▶ [Exercice écrit]:
Énumérez chaque ligne des entrées ci-dessous qui contient la chaîne « path ».

(Relevés des contours des éléments)
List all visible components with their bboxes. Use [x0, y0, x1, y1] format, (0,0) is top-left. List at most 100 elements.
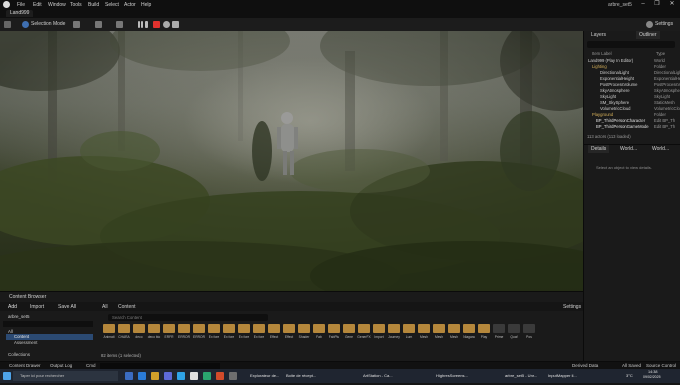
stop-icon[interactable] — [153, 21, 160, 28]
source-control-button[interactable]: Source Control — [646, 363, 676, 368]
blueprint-icon[interactable] — [95, 21, 102, 28]
folder-icon[interactable] — [253, 324, 265, 333]
outliner-row[interactable]: BP_ThirdPersonGameMode Edit BP_Th — [584, 124, 680, 130]
menu-tools[interactable]: Tools — [70, 2, 82, 8]
tab-world-settings-2[interactable]: World... — [649, 145, 672, 153]
tab-world-settings-1[interactable]: World... — [617, 145, 640, 153]
tab-outliner[interactable]: Outliner — [636, 31, 660, 39]
pause-icon[interactable] — [138, 21, 140, 28]
menu-window[interactable]: Window — [48, 2, 66, 8]
app-icon[interactable] — [190, 372, 198, 380]
folder-icon[interactable] — [133, 324, 145, 333]
level-tab[interactable]: Land999 — [6, 10, 34, 17]
close-button[interactable]: ✕ — [665, 0, 679, 9]
folder-icon[interactable] — [193, 324, 205, 333]
menu-build[interactable]: Build — [88, 2, 99, 8]
source-root[interactable]: arbre_set5 — [8, 314, 30, 319]
content-browser-tab[interactable]: Content Browser — [9, 294, 46, 300]
folder-icon[interactable] — [463, 324, 475, 333]
tab-layers[interactable]: Layers — [588, 31, 609, 39]
add-button[interactable]: Add — [8, 304, 17, 310]
outliner-search-input[interactable] — [587, 41, 675, 48]
taskbar-app-1[interactable]: Explorateur de... — [250, 371, 279, 381]
all-saved-button[interactable]: All Saved — [622, 363, 641, 368]
quick-add-icon[interactable] — [73, 21, 80, 28]
windows-start-icon[interactable] — [3, 372, 11, 380]
menu-edit[interactable]: Edit — [33, 2, 42, 8]
source-search-input[interactable] — [3, 321, 93, 327]
level-viewport[interactable] — [0, 31, 583, 291]
unreal-logo-icon[interactable] — [3, 1, 10, 8]
collections-header[interactable]: Collections — [8, 352, 30, 357]
import-button[interactable]: Import — [30, 304, 44, 310]
content-settings-button[interactable]: Settings — [563, 304, 581, 310]
app-icon[interactable] — [229, 372, 237, 380]
clock-date[interactable]: 09/02/2025 — [643, 375, 661, 385]
folder-icon[interactable] — [403, 324, 415, 333]
folder-icon[interactable] — [268, 324, 280, 333]
content-drawer-button[interactable]: Content Drawer — [9, 363, 41, 368]
cinematics-icon[interactable] — [116, 21, 123, 28]
taskbar-app-6[interactable]: InputMapper il... — [548, 371, 577, 381]
folder-icon[interactable] — [343, 324, 355, 333]
gear-icon[interactable] — [646, 21, 653, 28]
eject-icon[interactable] — [163, 21, 170, 28]
folder-icon[interactable] — [151, 372, 159, 380]
folder-icon[interactable] — [358, 324, 370, 333]
column-item-label[interactable]: Item Label — [592, 51, 612, 56]
folder-icon[interactable] — [103, 324, 115, 333]
folder-icon[interactable] — [313, 324, 325, 333]
save-all-button[interactable]: Save All — [58, 304, 76, 310]
folder-icon[interactable] — [478, 324, 490, 333]
derived-data-button[interactable]: Derived Data — [572, 363, 598, 368]
menu-select[interactable]: Select — [105, 2, 119, 8]
teams-icon[interactable] — [164, 372, 172, 380]
app-icon[interactable] — [203, 372, 211, 380]
tree-subfolder[interactable]: Assessment — [14, 340, 37, 345]
folder-icon[interactable] — [238, 324, 250, 333]
taskbar-app-2[interactable]: Boite de récept... — [286, 371, 316, 381]
folder-icon[interactable] — [328, 324, 340, 333]
tab-details[interactable]: Details — [588, 145, 610, 153]
app-icon[interactable] — [216, 372, 224, 380]
cmd-dropdown[interactable]: Cmd — [86, 363, 96, 368]
folder-icon[interactable] — [178, 324, 190, 333]
maximize-button[interactable]: ❐ — [650, 0, 664, 9]
task-view-icon[interactable] — [125, 372, 133, 380]
folder-icon[interactable] — [223, 324, 235, 333]
folder-icon[interactable] — [418, 324, 430, 333]
menu-help[interactable]: Help — [141, 2, 151, 8]
folder-icon[interactable] — [448, 324, 460, 333]
folder-icon[interactable] — [523, 324, 535, 333]
folder-icon[interactable] — [388, 324, 400, 333]
path-content[interactable]: Content — [118, 304, 136, 310]
taskbar-app-4[interactable]: HighresScreens... — [436, 371, 468, 381]
play-options-icon[interactable] — [172, 21, 179, 28]
folder-icon[interactable] — [283, 324, 295, 333]
folder-icon[interactable] — [148, 324, 160, 333]
folder-icon[interactable] — [373, 324, 385, 333]
output-log-button[interactable]: Output Log — [50, 363, 72, 368]
save-icon[interactable] — [4, 21, 11, 28]
menu-file[interactable]: File — [17, 2, 25, 8]
selection-mode-dropdown[interactable]: Selection Mode — [31, 20, 65, 29]
step-icon[interactable] — [145, 21, 148, 28]
folder-icon[interactable] — [118, 324, 130, 333]
weather-temp[interactable]: 3°C — [626, 371, 633, 381]
menu-actor[interactable]: Actor — [124, 2, 136, 8]
edge-icon[interactable] — [138, 372, 146, 380]
tree-content[interactable]: Content — [14, 334, 29, 339]
settings-button[interactable]: Settings — [655, 20, 673, 29]
taskbar-app-3[interactable]: ArtStation - Ca... — [363, 371, 393, 381]
column-type[interactable]: Type — [656, 51, 665, 56]
folder-icon[interactable] — [208, 324, 220, 333]
folder-icon[interactable] — [433, 324, 445, 333]
folder-icon[interactable] — [163, 324, 175, 333]
folder-icon[interactable] — [298, 324, 310, 333]
minimize-button[interactable]: – — [636, 0, 650, 9]
folder-icon[interactable] — [493, 324, 505, 333]
taskbar-app-5[interactable]: arbre_set5 - Unr... — [505, 371, 537, 381]
app-icon[interactable] — [177, 372, 185, 380]
folder-icon[interactable] — [508, 324, 520, 333]
path-all[interactable]: All — [102, 304, 108, 310]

▶ [Corrigé]:
path-content[interactable]: Content — [118, 304, 136, 310]
path-all[interactable]: All — [102, 304, 108, 310]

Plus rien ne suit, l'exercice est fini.